▶ [Compito 1] Riporta il passo dell'articolo sulla classe operaia compreso tra "Il battage pubblicitario" e "destra, la prima.", estremi inclusi.

▶ [Testo proposto]
□ □ □

La classe operaia e in via di estinzione?

Con questo articolo diamo un primo schema di risposta su un importante problema riproposto, di recente, anche dalla tesi della CGIL

Gli operai sono una razza in via di estinzione? La borghesia mostra di avere pochi dubbi in proposito. Secondo padroni e loro opinion-makers la incessante ristrutturazione ha come vero obiettivo quello di eliminare ogni intervento umano nella produzione. La fabbrica automatizzata dei futuro è vicina, in essa non ci saranno più grigi operai schiavi della catena, ma eleganti tecnici in bianche tute che controllano con sguardo rilassato il complesso macchinario autosufficiente, schiacciando di volta in volta qualche sensibilissimo pulsante.

Il battage pubblicitario in questi anni è stato, in questo senso, ossessivo. Anche il sindacato "operaio", la CGIL, pone alla base della sua politica la modificazione della composizione di classe (la riduzione dei ruolo dei proletariato industriale), e fonda su di essa la proposta di "Patto per il lavoro", tema dei suo prossimo Congresso.

Perché, come e con quali conseguenze sul piano politico e rivendicativo?

Ci limitiamo in questo articolo ad esaminare l'impostazione delle tesi congressuali senza entrare qui nel merito della prassi, che spesso modifica, a destra, la prima.

Secondo la CGIL il paese è profondamente cambiato. Un grande peso hanno assunto i lavoratori intellettuali; gli addetti al settore terziario rappresentano ormai' la maggioranza assoluta degli occupati" (Documento generale, pag. 6). Il sindacato moderno, se vuoi fare i conti con la nuova "società dei servizi", deve darsi un progetto di trasformazione della società secondo una linea di "democrazia economica" che significa: partecipazione del sindacato alle grandi scelte economiche, partecipazione dei lavoratori all'economia (attraverso Fondi pubblici di investimento finanziati dai lavoratori e gestiti dai sindacati), decentramento delle funzioni di comando dell'azienda verso quadri e tecnici.

Le gambe su cui questo progetto può camminare sono date da quel "patto per il lavoro" che gli operai dovrebbero stringere con quadri e tecnici.

Il ragionamento contenuto nelle tesi CGIL è chiaro e lineare: cari operai, dovete rendervi conto che il vostro ruolo nella società va diminuendo a favore di quello delle figure "emergenti"; se volete difendervi efficacemente, dovete sottrarre questi soggetti all'egemonia padronale e farveli alleati.

In che modo? "Assumendo come obiettivi e valori la professionalità, l'efficienza, l'umanizzazione e la creatività dei lavoro, la democratizzazione delle forme organizzative e di gestione delle imprese e della pubblica amministrazione" (pag. 6).

□ □ □

▶ [Elenco fornito]
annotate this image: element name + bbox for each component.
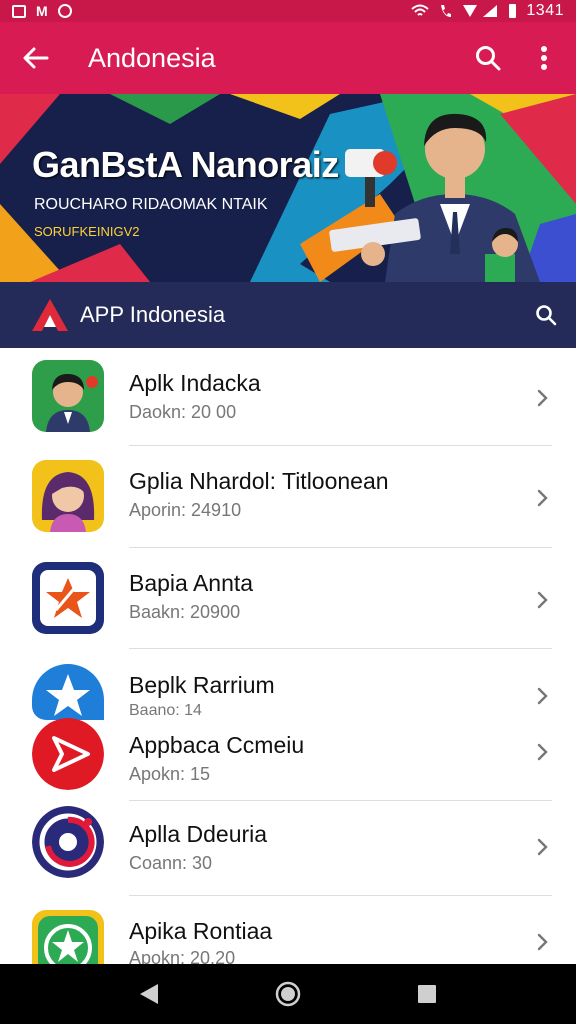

□ □ □

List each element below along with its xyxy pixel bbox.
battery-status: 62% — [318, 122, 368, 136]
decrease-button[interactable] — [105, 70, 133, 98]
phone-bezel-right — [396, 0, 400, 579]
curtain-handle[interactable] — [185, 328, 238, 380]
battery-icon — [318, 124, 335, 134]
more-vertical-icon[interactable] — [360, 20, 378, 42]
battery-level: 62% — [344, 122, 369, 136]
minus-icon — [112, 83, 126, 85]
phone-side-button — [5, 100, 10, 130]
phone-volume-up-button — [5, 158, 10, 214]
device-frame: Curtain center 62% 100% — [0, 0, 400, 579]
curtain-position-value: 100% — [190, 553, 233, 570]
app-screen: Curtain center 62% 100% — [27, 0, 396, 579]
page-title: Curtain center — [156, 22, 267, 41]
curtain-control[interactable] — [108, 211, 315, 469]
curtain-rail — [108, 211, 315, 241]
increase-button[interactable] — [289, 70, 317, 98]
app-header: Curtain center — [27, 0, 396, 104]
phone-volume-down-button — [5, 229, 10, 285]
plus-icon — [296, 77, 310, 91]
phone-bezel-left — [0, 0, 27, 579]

□ □ □

▶ [Compito 2] Riporta ogni riga dell'elenco che contiene la stringa "interactable". Maiuscole e minuscole contano.

▶ [Risposta corretta 1]
Il battage pubblicitario in questi anni è stato, in questo senso, ossessivo. Anche il sindacato "operaio", la CGIL, pone alla base della sua politica la modificazione della composizione di classe (la riduzione dei ruolo dei proletariato industriale), e fonda su di essa la proposta di "Patto per il lavoro", tema dei suo prossimo Congresso.

Perché, come e con quali conseguenze sul piano politico e rivendicativo?

Ci limitiamo in questo articolo ad esaminare l'impostazione delle tesi congressuali senza entrare qui nel merito della prassi, che spesso modifica, a destra, la prima.

▶ [Risposta corretta 2]
decrease-button[interactable] — [105, 70, 133, 98]
curtain-handle[interactable] — [185, 328, 238, 380]
more-vertical-icon[interactable] — [360, 20, 378, 42]
curtain-control[interactable] — [108, 211, 315, 469]
increase-button[interactable] — [289, 70, 317, 98]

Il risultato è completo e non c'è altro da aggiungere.